• Task brief: Extract the records below word for word and ignore the images.

^^^^^^^^^^^^^^^^

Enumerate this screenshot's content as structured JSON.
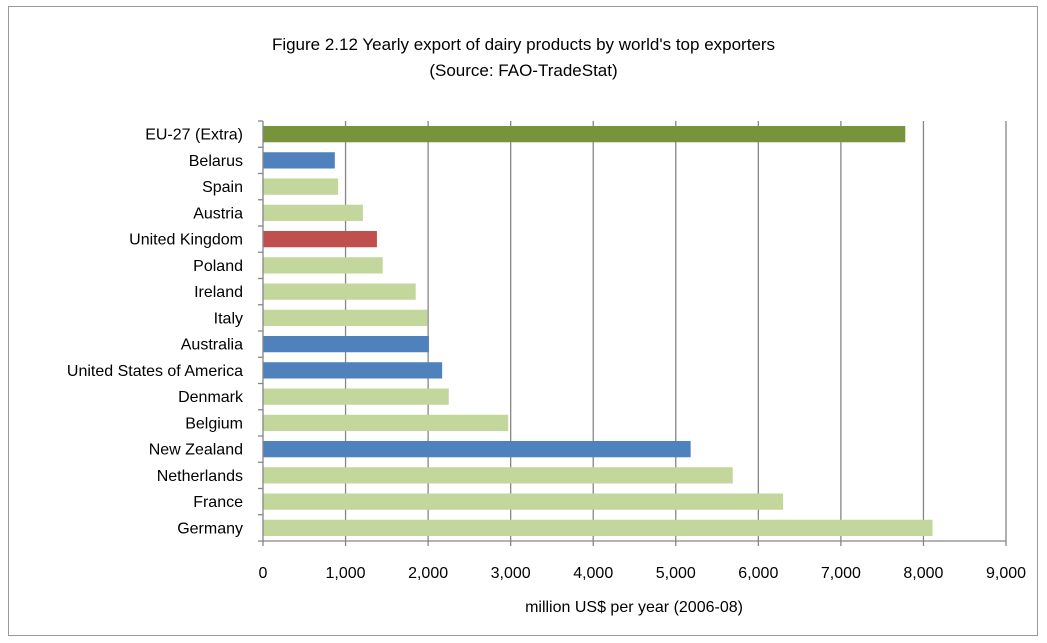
{
  "chart_data": {
    "type": "bar",
    "orientation": "horizontal",
    "title": "Figure 2.12 Yearly export of dairy products by world's top exporters",
    "subtitle": "(Source: FAO-TradeStat)",
    "xlabel": "million US$ per year (2006-08)",
    "ylabel": "",
    "xlim": [
      0,
      9000
    ],
    "x_ticks": [
      0,
      1000,
      2000,
      3000,
      4000,
      5000,
      6000,
      7000,
      8000,
      9000
    ],
    "x_tick_labels": [
      "0",
      "1,000",
      "2,000",
      "3,000",
      "4,000",
      "5,000",
      "6,000",
      "7,000",
      "8,000",
      "9,000"
    ],
    "grid": "vertical",
    "legend": "none",
    "categories": [
      "EU-27 (Extra)",
      "Belarus",
      "Spain",
      "Austria",
      "United Kingdom",
      "Poland",
      "Ireland",
      "Italy",
      "Australia",
      "United States of America",
      "Denmark",
      "Belgium",
      "New Zealand",
      "Netherlands",
      "France",
      "Germany"
    ],
    "values": [
      7780,
      870,
      910,
      1210,
      1380,
      1450,
      1850,
      1990,
      2010,
      2170,
      2250,
      2970,
      5180,
      5690,
      6300,
      8110
    ],
    "bar_colors": [
      "#77933c",
      "#4f81bd",
      "#c3d69b",
      "#c3d69b",
      "#c0504d",
      "#c3d69b",
      "#c3d69b",
      "#c3d69b",
      "#4f81bd",
      "#4f81bd",
      "#c3d69b",
      "#c3d69b",
      "#4f81bd",
      "#c3d69b",
      "#c3d69b",
      "#c3d69b"
    ]
  }
}
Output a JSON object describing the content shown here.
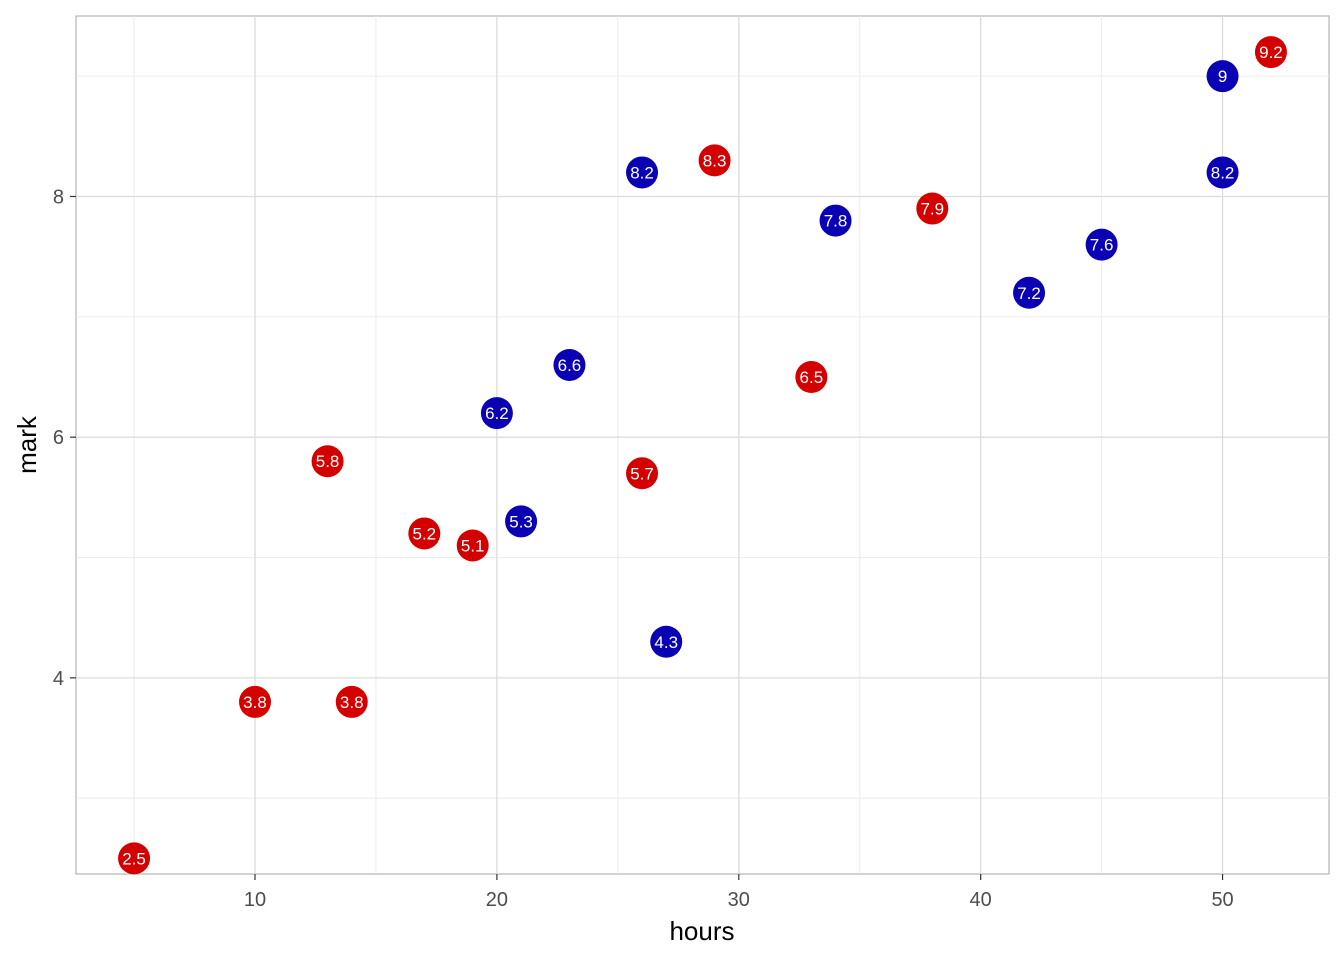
{
  "chart_data": {
    "type": "scatter",
    "xlabel": "hours",
    "ylabel": "mark",
    "xlim": [
      2.6,
      54.4
    ],
    "ylim": [
      2.37,
      9.5
    ],
    "x_ticks": [
      10,
      20,
      30,
      40,
      50
    ],
    "y_ticks": [
      4,
      6,
      8
    ],
    "grid": true,
    "colors": {
      "red": "#d40000",
      "blue": "#0a00b4"
    },
    "points": [
      {
        "x": 5,
        "y": 2.5,
        "label": "2.5",
        "color": "red"
      },
      {
        "x": 10,
        "y": 3.8,
        "label": "3.8",
        "color": "red"
      },
      {
        "x": 14,
        "y": 3.8,
        "label": "3.8",
        "color": "red"
      },
      {
        "x": 13,
        "y": 5.8,
        "label": "5.8",
        "color": "red"
      },
      {
        "x": 17,
        "y": 5.2,
        "label": "5.2",
        "color": "red"
      },
      {
        "x": 19,
        "y": 5.1,
        "label": "5.1",
        "color": "red"
      },
      {
        "x": 26,
        "y": 5.7,
        "label": "5.7",
        "color": "red"
      },
      {
        "x": 29,
        "y": 8.3,
        "label": "8.3",
        "color": "red"
      },
      {
        "x": 33,
        "y": 6.5,
        "label": "6.5",
        "color": "red"
      },
      {
        "x": 38,
        "y": 7.9,
        "label": "7.9",
        "color": "red"
      },
      {
        "x": 52,
        "y": 9.2,
        "label": "9.2",
        "color": "red"
      },
      {
        "x": 20,
        "y": 6.2,
        "label": "6.2",
        "color": "blue"
      },
      {
        "x": 21,
        "y": 5.3,
        "label": "5.3",
        "color": "blue"
      },
      {
        "x": 23,
        "y": 6.6,
        "label": "6.6",
        "color": "blue"
      },
      {
        "x": 26,
        "y": 8.2,
        "label": "8.2",
        "color": "blue"
      },
      {
        "x": 27,
        "y": 4.3,
        "label": "4.3",
        "color": "blue"
      },
      {
        "x": 34,
        "y": 7.8,
        "label": "7.8",
        "color": "blue"
      },
      {
        "x": 42,
        "y": 7.2,
        "label": "7.2",
        "color": "blue"
      },
      {
        "x": 45,
        "y": 7.6,
        "label": "7.6",
        "color": "blue"
      },
      {
        "x": 50,
        "y": 8.2,
        "label": "8.2",
        "color": "blue"
      },
      {
        "x": 50,
        "y": 9.0,
        "label": "9",
        "color": "blue"
      }
    ]
  }
}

^^^^^^^^^^^^^^^^

• Task answer:
Enumerate this screenshot's content as structured JSON.
{
  "chart_data": {
    "type": "bar",
    "orientation": "horizontal",
    "title": "Figure 2.12 Yearly export of dairy products by world's top exporters",
    "subtitle": "(Source: FAO-TradeStat)",
    "xlabel": "million US$ per year (2006-08)",
    "ylabel": "",
    "xlim": [
      0,
      9000
    ],
    "x_ticks": [
      0,
      1000,
      2000,
      3000,
      4000,
      5000,
      6000,
      7000,
      8000,
      9000
    ],
    "x_tick_labels": [
      "0",
      "1,000",
      "2,000",
      "3,000",
      "4,000",
      "5,000",
      "6,000",
      "7,000",
      "8,000",
      "9,000"
    ],
    "grid": "vertical",
    "legend": "none",
    "categories": [
      "EU-27 (Extra)",
      "Belarus",
      "Spain",
      "Austria",
      "United Kingdom",
      "Poland",
      "Ireland",
      "Italy",
      "Australia",
      "United States of America",
      "Denmark",
      "Belgium",
      "New Zealand",
      "Netherlands",
      "France",
      "Germany"
    ],
    "values": [
      7780,
      870,
      910,
      1210,
      1380,
      1450,
      1850,
      1990,
      2010,
      2170,
      2250,
      2970,
      5180,
      5690,
      6300,
      8110
    ],
    "bar_colors": [
      "#77933c",
      "#4f81bd",
      "#c3d69b",
      "#c3d69b",
      "#c0504d",
      "#c3d69b",
      "#c3d69b",
      "#c3d69b",
      "#4f81bd",
      "#4f81bd",
      "#c3d69b",
      "#c3d69b",
      "#4f81bd",
      "#c3d69b",
      "#c3d69b",
      "#c3d69b"
    ]
  }
}
Output a JSON object describing the content shown here.
{
  "chart_data": {
    "type": "scatter",
    "xlabel": "hours",
    "ylabel": "mark",
    "xlim": [
      2.6,
      54.4
    ],
    "ylim": [
      2.37,
      9.5
    ],
    "x_ticks": [
      10,
      20,
      30,
      40,
      50
    ],
    "y_ticks": [
      4,
      6,
      8
    ],
    "grid": true,
    "colors": {
      "red": "#d40000",
      "blue": "#0a00b4"
    },
    "points": [
      {
        "x": 5,
        "y": 2.5,
        "label": "2.5",
        "color": "red"
      },
      {
        "x": 10,
        "y": 3.8,
        "label": "3.8",
        "color": "red"
      },
      {
        "x": 14,
        "y": 3.8,
        "label": "3.8",
        "color": "red"
      },
      {
        "x": 13,
        "y": 5.8,
        "label": "5.8",
        "color": "red"
      },
      {
        "x": 17,
        "y": 5.2,
        "label": "5.2",
        "color": "red"
      },
      {
        "x": 19,
        "y": 5.1,
        "label": "5.1",
        "color": "red"
      },
      {
        "x": 26,
        "y": 5.7,
        "label": "5.7",
        "color": "red"
      },
      {
        "x": 29,
        "y": 8.3,
        "label": "8.3",
        "color": "red"
      },
      {
        "x": 33,
        "y": 6.5,
        "label": "6.5",
        "color": "red"
      },
      {
        "x": 38,
        "y": 7.9,
        "label": "7.9",
        "color": "red"
      },
      {
        "x": 52,
        "y": 9.2,
        "label": "9.2",
        "color": "red"
      },
      {
        "x": 20,
        "y": 6.2,
        "label": "6.2",
        "color": "blue"
      },
      {
        "x": 21,
        "y": 5.3,
        "label": "5.3",
        "color": "blue"
      },
      {
        "x": 23,
        "y": 6.6,
        "label": "6.6",
        "color": "blue"
      },
      {
        "x": 26,
        "y": 8.2,
        "label": "8.2",
        "color": "blue"
      },
      {
        "x": 27,
        "y": 4.3,
        "label": "4.3",
        "color": "blue"
      },
      {
        "x": 34,
        "y": 7.8,
        "label": "7.8",
        "color": "blue"
      },
      {
        "x": 42,
        "y": 7.2,
        "label": "7.2",
        "color": "blue"
      },
      {
        "x": 45,
        "y": 7.6,
        "label": "7.6",
        "color": "blue"
      },
      {
        "x": 50,
        "y": 8.2,
        "label": "8.2",
        "color": "blue"
      },
      {
        "x": 50,
        "y": 9.0,
        "label": "9",
        "color": "blue"
      }
    ]
  }
}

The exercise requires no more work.